--- Begin DATA TO PROCESS ---

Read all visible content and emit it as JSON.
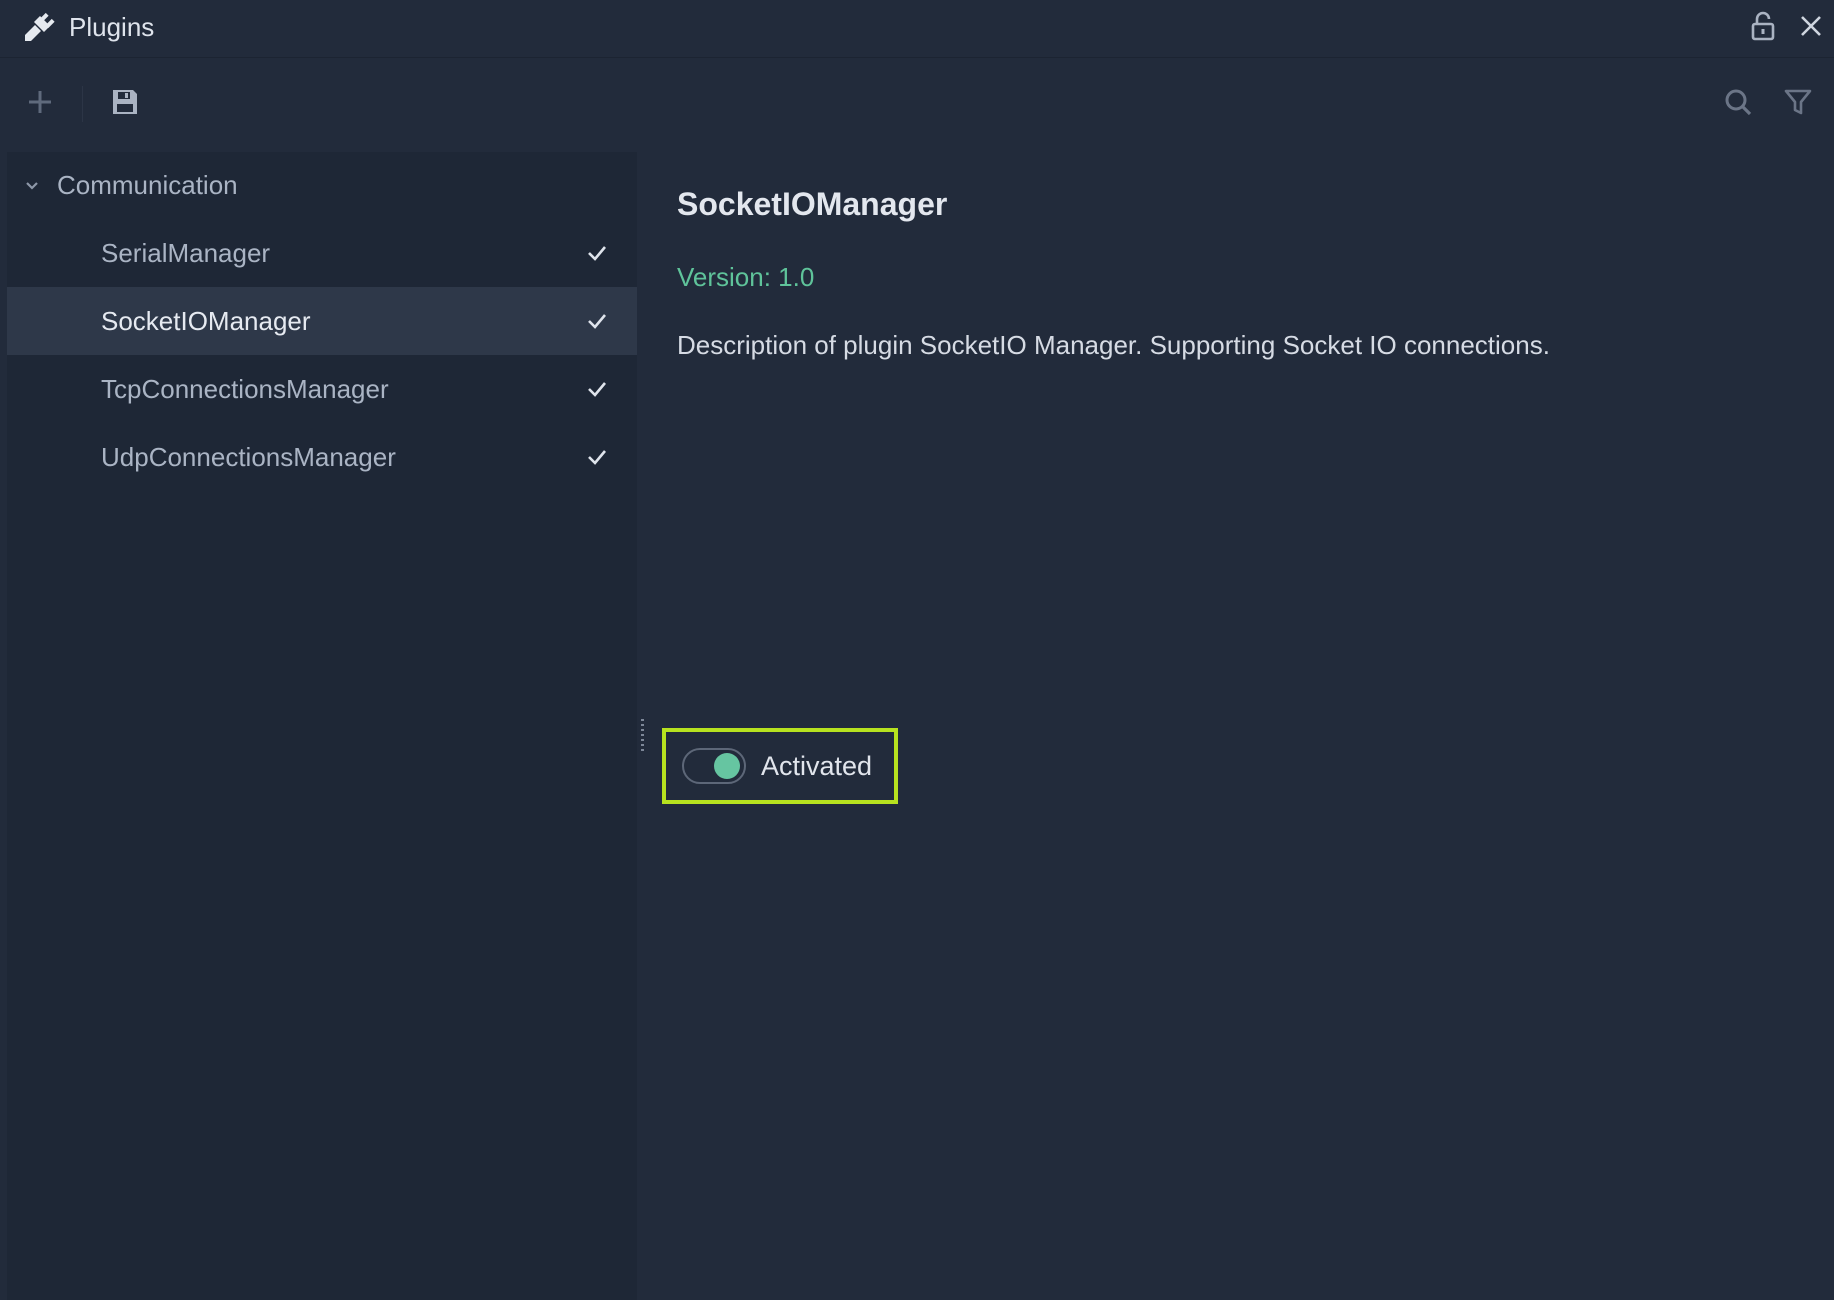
{
  "window": {
    "title": "Plugins",
    "icons": {
      "app": "plug-icon",
      "lock": "lock-icon",
      "close": "close-icon"
    }
  },
  "toolbar": {
    "icons": {
      "add": "plus-icon",
      "save": "save-icon",
      "search": "search-icon",
      "filter": "filter-icon"
    }
  },
  "sidebar": {
    "group": {
      "label": "Communication",
      "expanded": true,
      "icon": "chevron-down-icon"
    },
    "items": [
      {
        "label": "SerialManager",
        "checked": true,
        "selected": false
      },
      {
        "label": "SocketIOManager",
        "checked": true,
        "selected": true
      },
      {
        "label": "TcpConnectionsManager",
        "checked": true,
        "selected": false
      },
      {
        "label": "UdpConnectionsManager",
        "checked": true,
        "selected": false
      }
    ]
  },
  "detail": {
    "name": "SocketIOManager",
    "version": "Version: 1.0",
    "description": "Description of plugin SocketIO Manager. Supporting Socket IO connections.",
    "toggle": {
      "label": "Activated",
      "on": true
    }
  },
  "colors": {
    "background": "#222b3b",
    "sidebar": "#1e2736",
    "selected_row": "#2e3849",
    "accent_green": "#5fc39a",
    "highlight_border": "#b7e21f"
  }
}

--- End DATA TO PROCESS ---

- **GIVEN TASK**
Retype each line of the listing above word for word. Exclude the pictures.

- **EXPECTED ANSWER**
Read all visible content and emit it as JSON.
{
  "window": {
    "title": "Plugins",
    "icons": {
      "app": "plug-icon",
      "lock": "lock-icon",
      "close": "close-icon"
    }
  },
  "toolbar": {
    "icons": {
      "add": "plus-icon",
      "save": "save-icon",
      "search": "search-icon",
      "filter": "filter-icon"
    }
  },
  "sidebar": {
    "group": {
      "label": "Communication",
      "expanded": true,
      "icon": "chevron-down-icon"
    },
    "items": [
      {
        "label": "SerialManager",
        "checked": true,
        "selected": false
      },
      {
        "label": "SocketIOManager",
        "checked": true,
        "selected": true
      },
      {
        "label": "TcpConnectionsManager",
        "checked": true,
        "selected": false
      },
      {
        "label": "UdpConnectionsManager",
        "checked": true,
        "selected": false
      }
    ]
  },
  "detail": {
    "name": "SocketIOManager",
    "version": "Version: 1.0",
    "description": "Description of plugin SocketIO Manager. Supporting Socket IO connections.",
    "toggle": {
      "label": "Activated",
      "on": true
    }
  },
  "colors": {
    "background": "#222b3b",
    "sidebar": "#1e2736",
    "selected_row": "#2e3849",
    "accent_green": "#5fc39a",
    "highlight_border": "#b7e21f"
  }
}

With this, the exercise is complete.